§ Directive: Below are some records; reproduce every one of them exactly.

§ Extracted entries:
* begin *

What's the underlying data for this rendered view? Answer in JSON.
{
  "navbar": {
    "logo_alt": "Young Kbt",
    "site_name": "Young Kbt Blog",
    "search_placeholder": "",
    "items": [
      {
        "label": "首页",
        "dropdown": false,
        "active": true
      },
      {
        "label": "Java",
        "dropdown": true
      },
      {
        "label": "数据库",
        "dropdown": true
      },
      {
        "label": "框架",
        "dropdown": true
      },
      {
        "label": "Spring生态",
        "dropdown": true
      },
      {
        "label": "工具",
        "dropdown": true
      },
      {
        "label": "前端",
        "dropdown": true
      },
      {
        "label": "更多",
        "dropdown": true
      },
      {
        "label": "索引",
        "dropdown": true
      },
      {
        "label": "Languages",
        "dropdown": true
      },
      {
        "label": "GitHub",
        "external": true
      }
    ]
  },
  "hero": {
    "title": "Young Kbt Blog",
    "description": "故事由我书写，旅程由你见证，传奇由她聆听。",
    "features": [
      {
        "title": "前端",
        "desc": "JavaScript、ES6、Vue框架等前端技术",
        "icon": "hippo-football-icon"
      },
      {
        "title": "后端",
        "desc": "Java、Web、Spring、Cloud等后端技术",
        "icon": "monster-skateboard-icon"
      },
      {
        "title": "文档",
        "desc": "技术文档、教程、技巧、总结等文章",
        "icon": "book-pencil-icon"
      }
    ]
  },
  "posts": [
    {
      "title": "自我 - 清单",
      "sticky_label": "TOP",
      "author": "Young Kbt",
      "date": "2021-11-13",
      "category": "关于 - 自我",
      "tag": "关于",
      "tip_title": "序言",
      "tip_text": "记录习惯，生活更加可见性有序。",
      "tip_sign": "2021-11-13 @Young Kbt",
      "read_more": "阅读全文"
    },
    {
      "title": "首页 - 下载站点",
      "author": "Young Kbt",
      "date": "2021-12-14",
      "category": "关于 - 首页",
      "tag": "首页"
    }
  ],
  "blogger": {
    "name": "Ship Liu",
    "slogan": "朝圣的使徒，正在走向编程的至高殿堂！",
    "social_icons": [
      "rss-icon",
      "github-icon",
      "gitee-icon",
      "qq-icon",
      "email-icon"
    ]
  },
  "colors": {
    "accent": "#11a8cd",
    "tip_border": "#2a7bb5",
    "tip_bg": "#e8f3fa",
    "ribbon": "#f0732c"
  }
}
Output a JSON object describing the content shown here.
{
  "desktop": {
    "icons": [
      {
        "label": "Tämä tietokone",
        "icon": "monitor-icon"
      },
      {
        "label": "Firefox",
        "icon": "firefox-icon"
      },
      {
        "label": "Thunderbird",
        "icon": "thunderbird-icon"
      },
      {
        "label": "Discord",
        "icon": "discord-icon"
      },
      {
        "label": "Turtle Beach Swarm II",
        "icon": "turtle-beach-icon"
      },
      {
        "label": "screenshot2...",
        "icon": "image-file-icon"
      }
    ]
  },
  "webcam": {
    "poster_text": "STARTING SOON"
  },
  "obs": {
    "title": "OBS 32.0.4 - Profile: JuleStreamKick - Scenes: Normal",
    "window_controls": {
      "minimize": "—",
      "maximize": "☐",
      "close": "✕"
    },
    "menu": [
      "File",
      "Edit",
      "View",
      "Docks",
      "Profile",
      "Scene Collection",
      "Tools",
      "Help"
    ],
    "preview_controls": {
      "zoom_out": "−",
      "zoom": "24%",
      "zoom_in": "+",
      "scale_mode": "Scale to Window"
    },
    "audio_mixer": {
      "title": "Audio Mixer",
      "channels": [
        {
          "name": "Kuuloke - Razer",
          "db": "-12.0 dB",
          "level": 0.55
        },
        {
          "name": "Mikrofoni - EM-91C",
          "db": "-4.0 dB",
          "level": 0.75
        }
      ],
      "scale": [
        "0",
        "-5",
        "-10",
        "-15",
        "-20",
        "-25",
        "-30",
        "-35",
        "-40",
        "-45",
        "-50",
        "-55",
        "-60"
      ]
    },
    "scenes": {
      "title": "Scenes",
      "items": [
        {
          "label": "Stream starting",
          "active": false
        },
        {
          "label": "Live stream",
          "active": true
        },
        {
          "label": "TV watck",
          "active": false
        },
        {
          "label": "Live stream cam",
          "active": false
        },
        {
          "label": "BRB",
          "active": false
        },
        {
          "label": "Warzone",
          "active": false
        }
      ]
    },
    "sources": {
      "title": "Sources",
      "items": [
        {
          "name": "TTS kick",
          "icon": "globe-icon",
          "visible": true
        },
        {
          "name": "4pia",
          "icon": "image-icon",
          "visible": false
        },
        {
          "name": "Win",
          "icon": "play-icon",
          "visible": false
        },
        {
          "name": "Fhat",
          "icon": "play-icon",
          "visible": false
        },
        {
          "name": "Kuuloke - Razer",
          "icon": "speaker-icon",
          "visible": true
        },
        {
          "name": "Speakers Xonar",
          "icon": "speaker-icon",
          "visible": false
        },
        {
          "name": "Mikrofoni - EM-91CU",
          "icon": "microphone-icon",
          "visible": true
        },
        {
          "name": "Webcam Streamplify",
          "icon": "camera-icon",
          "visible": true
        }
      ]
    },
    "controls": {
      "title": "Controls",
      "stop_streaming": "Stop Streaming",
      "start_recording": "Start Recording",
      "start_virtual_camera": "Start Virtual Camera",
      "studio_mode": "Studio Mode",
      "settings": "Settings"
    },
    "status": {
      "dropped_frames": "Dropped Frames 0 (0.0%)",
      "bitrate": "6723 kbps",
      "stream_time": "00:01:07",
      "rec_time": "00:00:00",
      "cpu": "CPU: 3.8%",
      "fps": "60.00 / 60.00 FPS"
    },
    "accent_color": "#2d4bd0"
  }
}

* end *

§ Correct result:
What's the underlying data for this rendered view? Answer in JSON.
{
  "navbar": {
    "logo_alt": "Young Kbt",
    "site_name": "Young Kbt Blog",
    "search_placeholder": "",
    "items": [
      {
        "label": "首页",
        "dropdown": false,
        "active": true
      },
      {
        "label": "Java",
        "dropdown": true
      },
      {
        "label": "数据库",
        "dropdown": true
      },
      {
        "label": "框架",
        "dropdown": true
      },
      {
        "label": "Spring生态",
        "dropdown": true
      },
      {
        "label": "工具",
        "dropdown": true
      },
      {
        "label": "前端",
        "dropdown": true
      },
      {
        "label": "更多",
        "dropdown": true
      },
      {
        "label": "索引",
        "dropdown": true
      },
      {
        "label": "Languages",
        "dropdown": true
      },
      {
        "label": "GitHub",
        "external": true
      }
    ]
  },
  "hero": {
    "title": "Young Kbt Blog",
    "description": "故事由我书写，旅程由你见证，传奇由她聆听。",
    "features": [
      {
        "title": "前端",
        "desc": "JavaScript、ES6、Vue框架等前端技术",
        "icon": "hippo-football-icon"
      },
      {
        "title": "后端",
        "desc": "Java、Web、Spring、Cloud等后端技术",
        "icon": "monster-skateboard-icon"
      },
      {
        "title": "文档",
        "desc": "技术文档、教程、技巧、总结等文章",
        "icon": "book-pencil-icon"
      }
    ]
  },
  "posts": [
    {
      "title": "自我 - 清单",
      "sticky_label": "TOP",
      "author": "Young Kbt",
      "date": "2021-11-13",
      "category": "关于 - 自我",
      "tag": "关于",
      "tip_title": "序言",
      "tip_text": "记录习惯，生活更加可见性有序。",
      "tip_sign": "2021-11-13 @Young Kbt",
      "read_more": "阅读全文"
    },
    {
      "title": "首页 - 下载站点",
      "author": "Young Kbt",
      "date": "2021-12-14",
      "category": "关于 - 首页",
      "tag": "首页"
    }
  ],
  "blogger": {
    "name": "Ship Liu",
    "slogan": "朝圣的使徒，正在走向编程的至高殿堂！",
    "social_icons": [
      "rss-icon",
      "github-icon",
      "gitee-icon",
      "qq-icon",
      "email-icon"
    ]
  },
  "colors": {
    "accent": "#11a8cd",
    "tip_border": "#2a7bb5",
    "tip_bg": "#e8f3fa",
    "ribbon": "#f0732c"
  }
}
Output a JSON object describing the content shown here.
{
  "desktop": {
    "icons": [
      {
        "label": "Tämä tietokone",
        "icon": "monitor-icon"
      },
      {
        "label": "Firefox",
        "icon": "firefox-icon"
      },
      {
        "label": "Thunderbird",
        "icon": "thunderbird-icon"
      },
      {
        "label": "Discord",
        "icon": "discord-icon"
      },
      {
        "label": "Turtle Beach Swarm II",
        "icon": "turtle-beach-icon"
      },
      {
        "label": "screenshot2...",
        "icon": "image-file-icon"
      }
    ]
  },
  "webcam": {
    "poster_text": "STARTING SOON"
  },
  "obs": {
    "title": "OBS 32.0.4 - Profile: JuleStreamKick - Scenes: Normal",
    "window_controls": {
      "minimize": "—",
      "maximize": "☐",
      "close": "✕"
    },
    "menu": [
      "File",
      "Edit",
      "View",
      "Docks",
      "Profile",
      "Scene Collection",
      "Tools",
      "Help"
    ],
    "preview_controls": {
      "zoom_out": "−",
      "zoom": "24%",
      "zoom_in": "+",
      "scale_mode": "Scale to Window"
    },
    "audio_mixer": {
      "title": "Audio Mixer",
      "channels": [
        {
          "name": "Kuuloke - Razer",
          "db": "-12.0 dB",
          "level": 0.55
        },
        {
          "name": "Mikrofoni - EM-91C",
          "db": "-4.0 dB",
          "level": 0.75
        }
      ],
      "scale": [
        "0",
        "-5",
        "-10",
        "-15",
        "-20",
        "-25",
        "-30",
        "-35",
        "-40",
        "-45",
        "-50",
        "-55",
        "-60"
      ]
    },
    "scenes": {
      "title": "Scenes",
      "items": [
        {
          "label": "Stream starting",
          "active": false
        },
        {
          "label": "Live stream",
          "active": true
        },
        {
          "label": "TV watck",
          "active": false
        },
        {
          "label": "Live stream cam",
          "active": false
        },
        {
          "label": "BRB",
          "active": false
        },
        {
          "label": "Warzone",
          "active": false
        }
      ]
    },
    "sources": {
      "title": "Sources",
      "items": [
        {
          "name": "TTS kick",
          "icon": "globe-icon",
          "visible": true
        },
        {
          "name": "4pia",
          "icon": "image-icon",
          "visible": false
        },
        {
          "name": "Win",
          "icon": "play-icon",
          "visible": false
        },
        {
          "name": "Fhat",
          "icon": "play-icon",
          "visible": false
        },
        {
          "name": "Kuuloke - Razer",
          "icon": "speaker-icon",
          "visible": true
        },
        {
          "name": "Speakers Xonar",
          "icon": "speaker-icon",
          "visible": false
        },
        {
          "name": "Mikrofoni - EM-91CU",
          "icon": "microphone-icon",
          "visible": true
        },
        {
          "name": "Webcam Streamplify",
          "icon": "camera-icon",
          "visible": true
        }
      ]
    },
    "controls": {
      "title": "Controls",
      "stop_streaming": "Stop Streaming",
      "start_recording": "Start Recording",
      "start_virtual_camera": "Start Virtual Camera",
      "studio_mode": "Studio Mode",
      "settings": "Settings"
    },
    "status": {
      "dropped_frames": "Dropped Frames 0 (0.0%)",
      "bitrate": "6723 kbps",
      "stream_time": "00:01:07",
      "rec_time": "00:00:00",
      "cpu": "CPU: 3.8%",
      "fps": "60.00 / 60.00 FPS"
    },
    "accent_color": "#2d4bd0"
  }
}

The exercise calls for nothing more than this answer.